Work to complete:
Copy out all of the material exactly as presented.
++++++++++++++++++++
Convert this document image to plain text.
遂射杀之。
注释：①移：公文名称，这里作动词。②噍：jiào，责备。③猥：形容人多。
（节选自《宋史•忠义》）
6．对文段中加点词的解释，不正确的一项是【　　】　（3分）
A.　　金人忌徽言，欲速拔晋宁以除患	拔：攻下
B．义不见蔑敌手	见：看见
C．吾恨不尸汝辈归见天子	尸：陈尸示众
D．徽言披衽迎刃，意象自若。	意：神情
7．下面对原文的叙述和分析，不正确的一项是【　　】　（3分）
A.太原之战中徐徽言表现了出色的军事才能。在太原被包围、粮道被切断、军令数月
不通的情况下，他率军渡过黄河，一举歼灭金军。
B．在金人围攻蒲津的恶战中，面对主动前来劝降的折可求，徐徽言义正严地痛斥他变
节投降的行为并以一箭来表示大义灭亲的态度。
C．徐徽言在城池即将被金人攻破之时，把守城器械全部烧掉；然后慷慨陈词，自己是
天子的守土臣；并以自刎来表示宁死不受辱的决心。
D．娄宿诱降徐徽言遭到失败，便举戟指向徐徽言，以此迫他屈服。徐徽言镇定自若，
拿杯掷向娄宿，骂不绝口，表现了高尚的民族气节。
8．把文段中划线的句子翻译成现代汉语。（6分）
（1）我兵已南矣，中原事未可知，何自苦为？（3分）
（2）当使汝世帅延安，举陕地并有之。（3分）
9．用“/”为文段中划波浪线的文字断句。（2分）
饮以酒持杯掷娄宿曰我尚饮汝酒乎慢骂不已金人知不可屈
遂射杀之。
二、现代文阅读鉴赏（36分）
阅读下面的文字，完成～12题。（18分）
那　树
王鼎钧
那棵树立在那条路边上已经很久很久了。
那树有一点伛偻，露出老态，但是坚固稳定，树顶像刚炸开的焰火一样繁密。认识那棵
++++++++++++++++++++
Solved exercise:
Convert this document image to plain text.
遂射杀之。
注释：①移：公文名称，这里作动词。②噍：jiào，责备。③猥：形容人多。
（节选自《宋史•忠义》）
6．对文段中加点词的解释，不正确的一项是【　　】　（3分）
A.　　金人忌徽言，欲速拔晋宁以除患	拔：攻下
B．义不见蔑敌手	见：看见
C．吾恨不尸汝辈归见天子	尸：陈尸示众
D．徽言披衽迎刃，意象自若。	意：神情
7．下面对原文的叙述和分析，不正确的一项是【　　】　（3分）
A.太原之战中徐徽言表现了出色的军事才能。在太原被包围、粮道被切断、军令数月
不通的情况下，他率军渡过黄河，一举歼灭金军。
B．在金人围攻蒲津的恶战中，面对主动前来劝降的折可求，徐徽言义正严地痛斥他变
节投降的行为并以一箭来表示大义灭亲的态度。
C．徐徽言在城池即将被金人攻破之时，把守城器械全部烧掉；然后慷慨陈词，自己是
天子的守土臣；并以自刎来表示宁死不受辱的决心。
D．娄宿诱降徐徽言遭到失败，便举戟指向徐徽言，以此迫他屈服。徐徽言镇定自若，
拿杯掷向娄宿，骂不绝口，表现了高尚的民族气节。
8．把文段中划线的句子翻译成现代汉语。（6分）
（1）我兵已南矣，中原事未可知，何自苦为？（3分）
（2）当使汝世帅延安，举陕地并有之。（3分）
9．用“/”为文段中划波浪线的文字断句。（2分）
饮以酒持杯掷娄宿曰我尚饮汝酒乎慢骂不已金人知不可屈
遂射杀之。
二、现代文阅读鉴赏（36分）
阅读下面的文字，完成～12题。（18分）
那　树
王鼎钧
那棵树立在那条路边上已经很久很久了。
那树有一点伛偻，露出老态，但是坚固稳定，树顶像刚炸开的焰火一样繁密。认识那棵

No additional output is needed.